--- Start Supplied text ---

- Cover to Sheva's War #1, art by Christopher Moeller

Publication information
- Publisher: Helix (DC Comics imprint)
- Schedule: Monthly
- Format: Limited series
- Publication date: 1998 - 1999
- No. of issues: 5
- Main character: Ahmi Sheva

Creative team
- Created by: Christopher Moeller
- Written by: Christopher Moeller
- Artist: Christopher Moeller
- Editor: Stuart Moore

Collected editions
- Iron Empires vol. 2: Sheva's War: ISBN 1-59307-110-8

= Sheva's War =

1998 graphic novel series by Christopher Moeller

Sheva's War is a five-issue fully painted limited series graphic novel published in 1998. It was the final title to be released under the short-lived DC Comics imprint Helix.

Created, written and painted by Christopher Moeller, the story is the second to be set in Moeller's futuristic Iron Empires universe following publication of the Faith Conquers limited series by Dark Horse in 1994.

--- End Supplied text ---
--- Start Supplied data ---

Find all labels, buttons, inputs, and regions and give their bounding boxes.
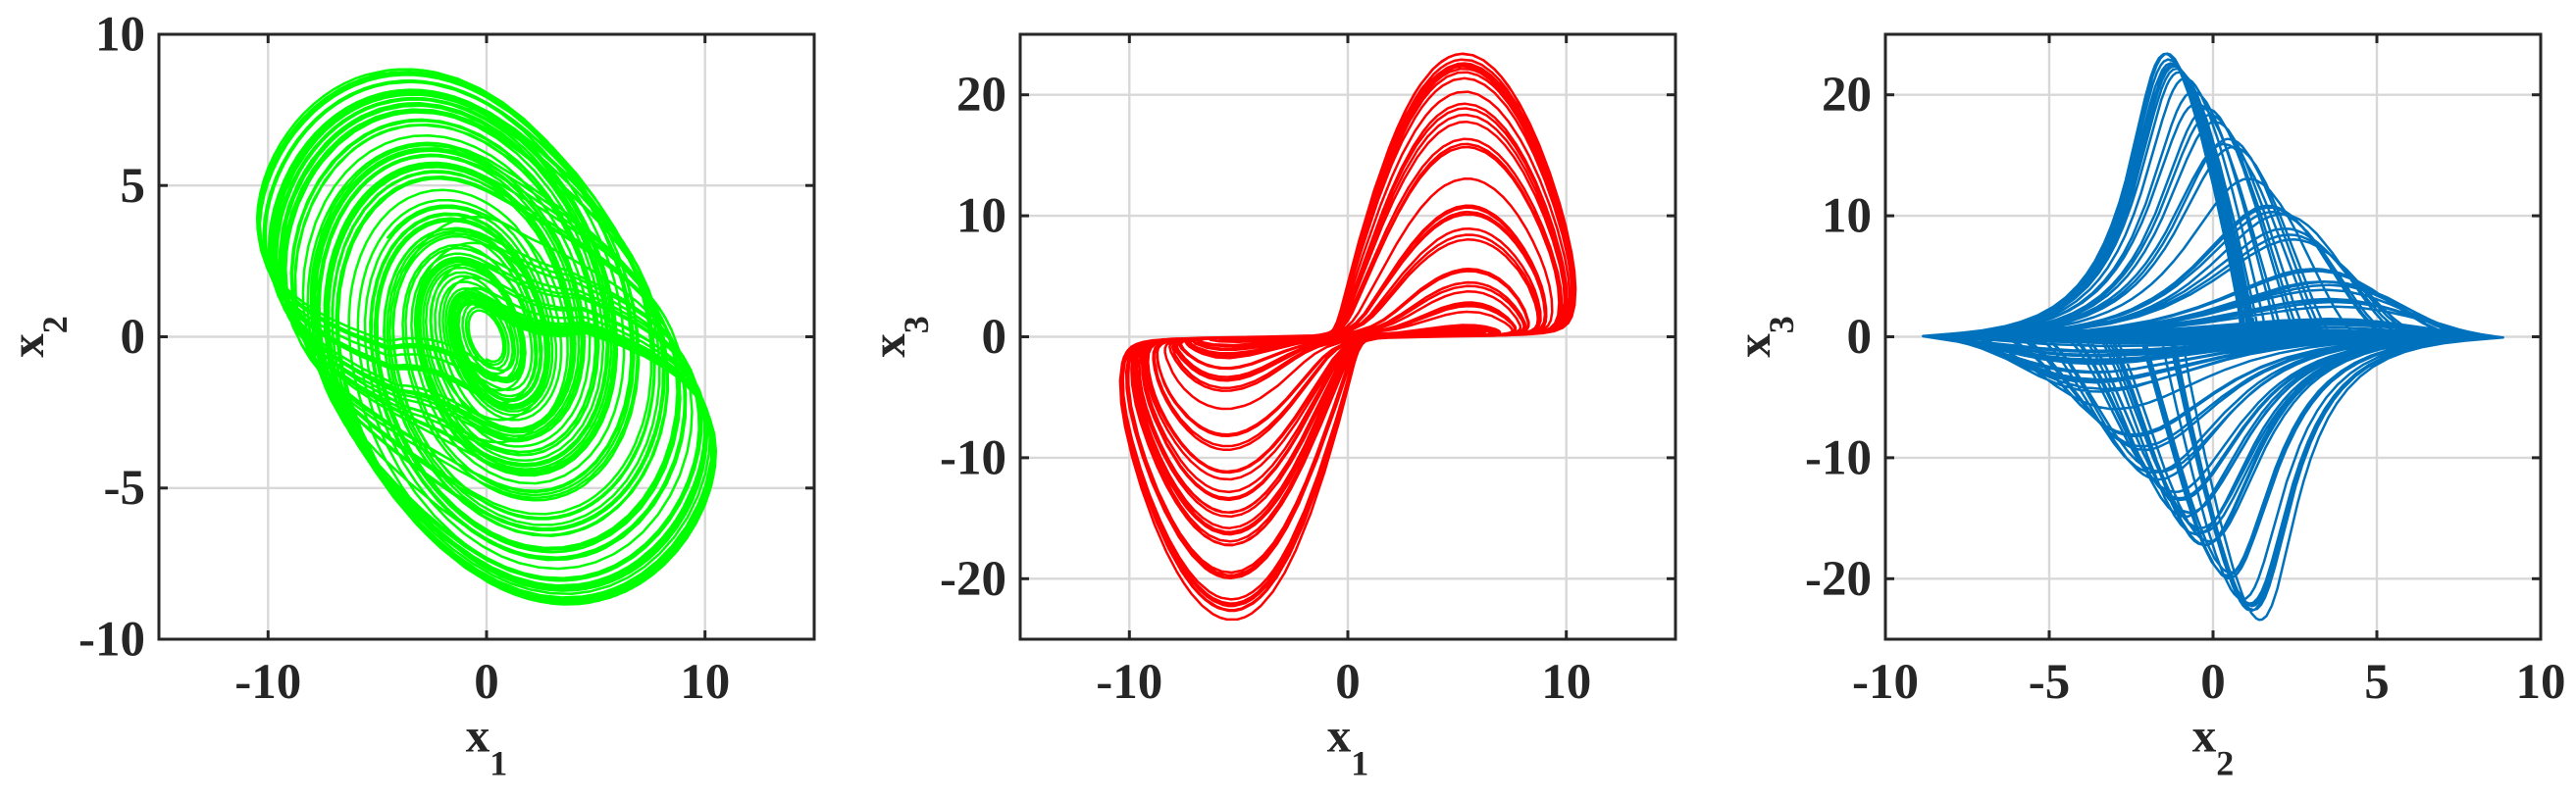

--- End Supplied data ---

» **The tasks**:
**A.** Using the text on Sheva's War, decide whether each statement agrees with it: (i) Sheva's War ran for five issues; (ii) Stuart Moore wrote Sheva's War; (iii) Dark Horse published the Faith Conquers series. Answer yes or no for each and quote the deciding words.
**B.** Retype the text on Sheva's War from "1998 graphic novel" to "Comics imprint Helix.".

» **Solutions by task**:
**A.**
(i) Yes: "Sheva's War is a five-issue fully painted limited series graphic novel"
(ii) No: "Written by: Christopher Moeller"
(iii) Yes: "the Faith Conquers limited series by Dark Horse in 1994"

**B.**
1998 graphic novel series by Christopher Moeller

Sheva's War is a five-issue fully painted limited series graphic novel published in 1998. It was the final title to be released under the short-lived DC Comics imprint Helix.